The exercise:
Leave out the pictures and copy every record exactly.

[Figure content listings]
'''

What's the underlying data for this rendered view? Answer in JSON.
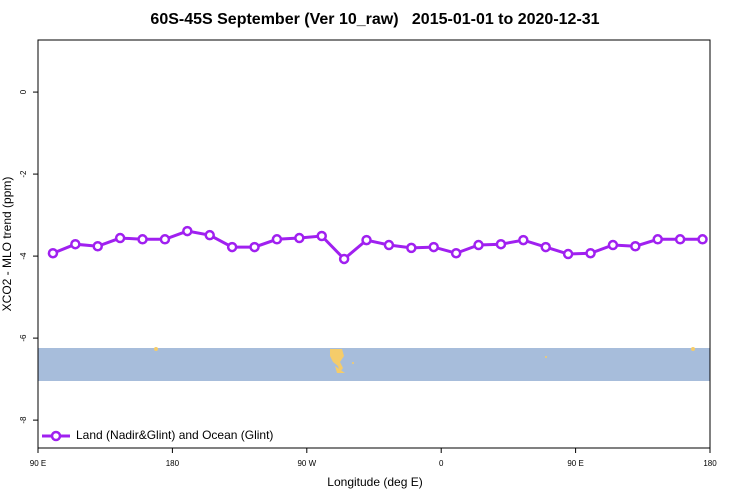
{
  "chart_data": {
    "type": "line",
    "title": "60S-45S September (Ver 10_raw)   2015-01-01 to 2020-12-31",
    "xlabel": "Longitude (deg E)",
    "ylabel": "XCO2 - MLO trend (ppm)",
    "x": [
      100,
      115,
      130,
      145,
      160,
      175,
      190,
      205,
      220,
      235,
      250,
      265,
      280,
      295,
      310,
      325,
      340,
      355,
      370,
      385,
      400,
      415,
      430,
      445,
      460,
      475,
      490,
      505,
      520,
      535
    ],
    "series": [
      {
        "name": "Land (Nadir&Glint) and Ocean (Glint)",
        "color": "#a020f0",
        "values": [
          -3.93,
          -3.71,
          -3.76,
          -3.56,
          -3.59,
          -3.59,
          -3.39,
          -3.49,
          -3.78,
          -3.78,
          -3.59,
          -3.56,
          -3.51,
          -4.07,
          -3.61,
          -3.73,
          -3.8,
          -3.78,
          -3.93,
          -3.73,
          -3.71,
          -3.61,
          -3.78,
          -3.95,
          -3.93,
          -3.73,
          -3.76,
          -3.59,
          -3.59,
          -3.59
        ]
      }
    ],
    "xlim": [
      90,
      540
    ],
    "xticks": [
      {
        "value": 90,
        "label": "90 E"
      },
      180,
      {
        "value": 270,
        "label": "90 W"
      },
      {
        "value": 360,
        "label": "0"
      },
      {
        "value": 450,
        "label": "90 E"
      },
      {
        "value": 540,
        "label": "180"
      }
    ],
    "ylim": [
      -8.68,
      1.27
    ],
    "yticks": [
      0,
      -2,
      -4,
      -6,
      -8
    ],
    "legend": "bottom-left"
  }
}
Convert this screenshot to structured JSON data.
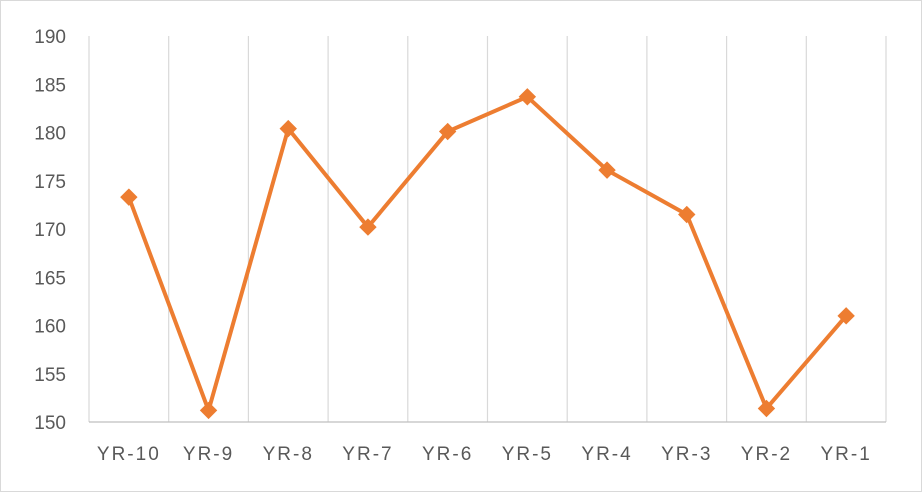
{
  "chart_data": {
    "type": "line",
    "title": "",
    "xlabel": "",
    "ylabel": "",
    "categories": [
      "YR-10",
      "YR-9",
      "YR-8",
      "YR-7",
      "YR-6",
      "YR-5",
      "YR-4",
      "YR-3",
      "YR-2",
      "YR-1"
    ],
    "series": [
      {
        "values": [
          173.3,
          151.2,
          180.4,
          170.2,
          180.1,
          183.7,
          176.1,
          171.5,
          151.4,
          161.0
        ],
        "color": "#ED7D31",
        "marker": "diamond"
      }
    ],
    "ylim": [
      150,
      190
    ],
    "yticks": [
      150,
      155,
      160,
      165,
      170,
      175,
      180,
      185,
      190
    ],
    "grid": {
      "vertical": true,
      "horizontal": false
    },
    "legend": "none"
  },
  "colors": {
    "series": "#ED7D31",
    "grid": "#d9d9d9",
    "axis": "#bfbfbf",
    "text": "#595959"
  }
}
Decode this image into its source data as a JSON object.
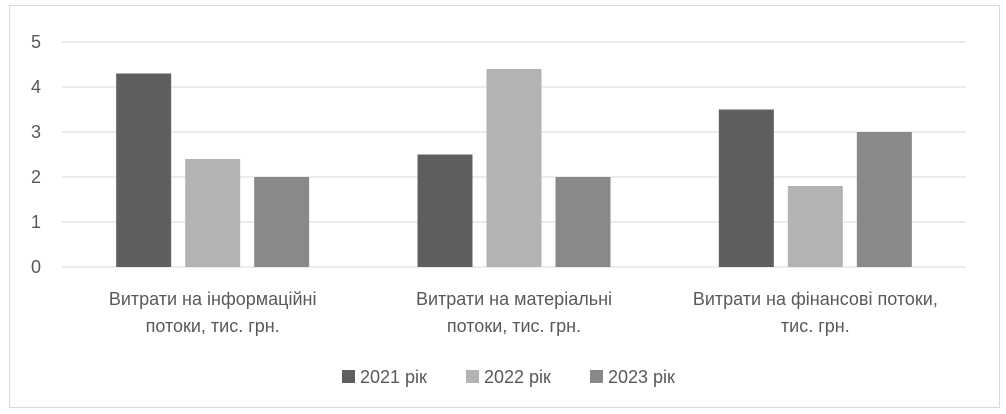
{
  "chart_data": {
    "type": "bar",
    "title": "",
    "xlabel": "",
    "ylabel": "",
    "categories": [
      [
        "Витрати на інформаційні",
        "потоки, тис. грн."
      ],
      [
        "Витрати на матеріальні",
        "потоки, тис. грн."
      ],
      [
        "Витрати на фінансові потоки,",
        "тис. грн."
      ]
    ],
    "series": [
      {
        "name": "2021 рік",
        "values": [
          4.3,
          2.5,
          3.5
        ],
        "color": "#5f5f5f"
      },
      {
        "name": "2022 рік",
        "values": [
          2.4,
          4.4,
          1.8
        ],
        "color": "#b3b3b3"
      },
      {
        "name": "2023 рік",
        "values": [
          2.0,
          2.0,
          3.0
        ],
        "color": "#898989"
      }
    ],
    "ylim": [
      0,
      5
    ],
    "yticks": [
      0,
      1,
      2,
      3,
      4,
      5
    ],
    "grid": true,
    "legend": "bottom",
    "gridColor": "#d9d9d9"
  }
}
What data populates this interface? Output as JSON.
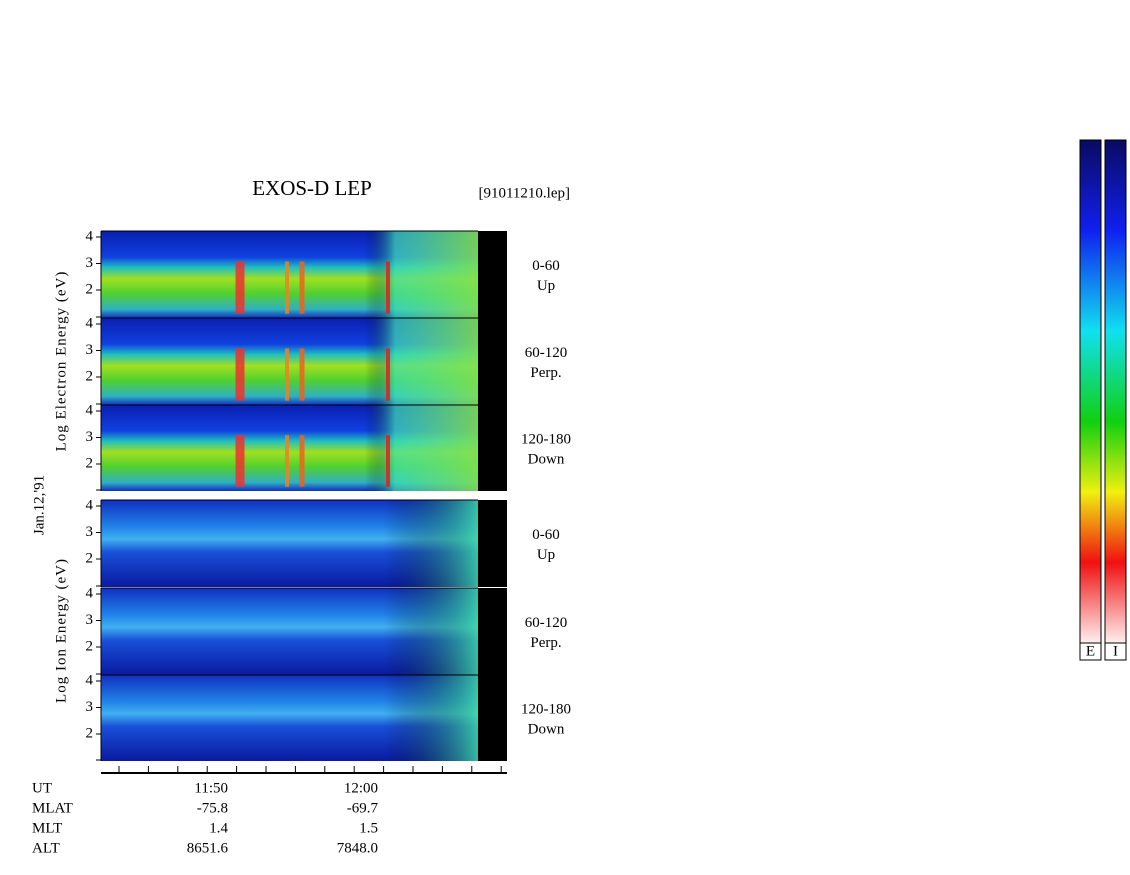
{
  "title": "EXOS-D LEP",
  "file": "[91011210.lep]",
  "date": "Jan.12,'91",
  "groups": [
    {
      "ylabel": "Log Electron Energy (eV)",
      "panels": [
        {
          "angle": "0-60",
          "direction": "Up",
          "yticks": [
            "4",
            "3",
            "2"
          ]
        },
        {
          "angle": "60-120",
          "direction": "Perp.",
          "yticks": [
            "4",
            "3",
            "2"
          ]
        },
        {
          "angle": "120-180",
          "direction": "Down",
          "yticks": [
            "4",
            "3",
            "2"
          ]
        }
      ]
    },
    {
      "ylabel": "Log Ion Energy (eV)",
      "panels": [
        {
          "angle": "0-60",
          "direction": "Up",
          "yticks": [
            "4",
            "3",
            "2"
          ]
        },
        {
          "angle": "60-120",
          "direction": "Perp.",
          "yticks": [
            "4",
            "3",
            "2"
          ]
        },
        {
          "angle": "120-180",
          "direction": "Down",
          "yticks": [
            "4",
            "3",
            "2"
          ]
        }
      ]
    }
  ],
  "footer": {
    "rows": [
      [
        "UT",
        "11:50",
        "12:00"
      ],
      [
        "MLAT",
        "-75.8",
        "-69.7"
      ],
      [
        "MLT",
        "1.4",
        "1.5"
      ],
      [
        "ALT",
        "8651.6",
        "7848.0"
      ]
    ]
  },
  "colorbars": [
    "E",
    "I"
  ]
}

'''

Written reply:
What's the underlying data for this rendered view? Answer in JSON.
{
  "chart_data": {
    "type": "line",
    "title": "60S-45S September (Ver 10_raw)   2015-01-01 to 2020-12-31",
    "xlabel": "Longitude (deg E)",
    "ylabel": "XCO2 - MLO trend (ppm)",
    "x": [
      100,
      115,
      130,
      145,
      160,
      175,
      190,
      205,
      220,
      235,
      250,
      265,
      280,
      295,
      310,
      325,
      340,
      355,
      370,
      385,
      400,
      415,
      430,
      445,
      460,
      475,
      490,
      505,
      520,
      535
    ],
    "series": [
      {
        "name": "Land (Nadir&Glint) and Ocean (Glint)",
        "color": "#a020f0",
        "values": [
          -3.93,
          -3.71,
          -3.76,
          -3.56,
          -3.59,
          -3.59,
          -3.39,
          -3.49,
          -3.78,
          -3.78,
          -3.59,
          -3.56,
          -3.51,
          -4.07,
          -3.61,
          -3.73,
          -3.8,
          -3.78,
          -3.93,
          -3.73,
          -3.71,
          -3.61,
          -3.78,
          -3.95,
          -3.93,
          -3.73,
          -3.76,
          -3.59,
          -3.59,
          -3.59
        ]
      }
    ],
    "xlim": [
      90,
      540
    ],
    "xticks": [
      {
        "value": 90,
        "label": "90 E"
      },
      180,
      {
        "value": 270,
        "label": "90 W"
      },
      {
        "value": 360,
        "label": "0"
      },
      {
        "value": 450,
        "label": "90 E"
      },
      {
        "value": 540,
        "label": "180"
      }
    ],
    "ylim": [
      -8.68,
      1.27
    ],
    "yticks": [
      0,
      -2,
      -4,
      -6,
      -8
    ],
    "legend": "bottom-left"
  }
}
Convert this screenshot to structured JSON data.
{
  "chart_data": {
    "type": "line",
    "title": "",
    "xlabel": "",
    "ylabel": "",
    "categories": [
      "YR-10",
      "YR-9",
      "YR-8",
      "YR-7",
      "YR-6",
      "YR-5",
      "YR-4",
      "YR-3",
      "YR-2",
      "YR-1"
    ],
    "series": [
      {
        "values": [
          173.3,
          151.2,
          180.4,
          170.2,
          180.1,
          183.7,
          176.1,
          171.5,
          151.4,
          161.0
        ],
        "color": "#ED7D31",
        "marker": "diamond"
      }
    ],
    "ylim": [
      150,
      190
    ],
    "yticks": [
      150,
      155,
      160,
      165,
      170,
      175,
      180,
      185,
      190
    ],
    "grid": {
      "vertical": true,
      "horizontal": false
    },
    "legend": "none"
  },
  "colors": {
    "series": "#ED7D31",
    "grid": "#d9d9d9",
    "axis": "#bfbfbf",
    "text": "#595959"
  }
}
Decode this image into its source data as a JSON object.
{
  "chart_data": {
    "type": "bar",
    "title": "",
    "xlabel": "",
    "ylabel": "",
    "categories": [
      [
        "Витрати на інформаційні",
        "потоки, тис. грн."
      ],
      [
        "Витрати на матеріальні",
        "потоки, тис. грн."
      ],
      [
        "Витрати на фінансові потоки,",
        "тис. грн."
      ]
    ],
    "series": [
      {
        "name": "2021 рік",
        "values": [
          4.3,
          2.5,
          3.5
        ],
        "color": "#5f5f5f"
      },
      {
        "name": "2022 рік",
        "values": [
          2.4,
          4.4,
          1.8
        ],
        "color": "#b3b3b3"
      },
      {
        "name": "2023 рік",
        "values": [
          2.0,
          2.0,
          3.0
        ],
        "color": "#898989"
      }
    ],
    "ylim": [
      0,
      5
    ],
    "yticks": [
      0,
      1,
      2,
      3,
      4,
      5
    ],
    "grid": true,
    "legend": "bottom",
    "gridColor": "#d9d9d9"
  }
}
What data populates this interface? Output as JSON.
{
  "title": "EXOS-D LEP",
  "file": "[91011210.lep]",
  "date": "Jan.12,'91",
  "groups": [
    {
      "ylabel": "Log Electron Energy (eV)",
      "panels": [
        {
          "angle": "0-60",
          "direction": "Up",
          "yticks": [
            "4",
            "3",
            "2"
          ]
        },
        {
          "angle": "60-120",
          "direction": "Perp.",
          "yticks": [
            "4",
            "3",
            "2"
          ]
        },
        {
          "angle": "120-180",
          "direction": "Down",
          "yticks": [
            "4",
            "3",
            "2"
          ]
        }
      ]
    },
    {
      "ylabel": "Log Ion Energy (eV)",
      "panels": [
        {
          "angle": "0-60",
          "direction": "Up",
          "yticks": [
            "4",
            "3",
            "2"
          ]
        },
        {
          "angle": "60-120",
          "direction": "Perp.",
          "yticks": [
            "4",
            "3",
            "2"
          ]
        },
        {
          "angle": "120-180",
          "direction": "Down",
          "yticks": [
            "4",
            "3",
            "2"
          ]
        }
      ]
    }
  ],
  "footer": {
    "rows": [
      [
        "UT",
        "11:50",
        "12:00"
      ],
      [
        "MLAT",
        "-75.8",
        "-69.7"
      ],
      [
        "MLT",
        "1.4",
        "1.5"
      ],
      [
        "ALT",
        "8651.6",
        "7848.0"
      ]
    ]
  },
  "colorbars": [
    "E",
    "I"
  ]
}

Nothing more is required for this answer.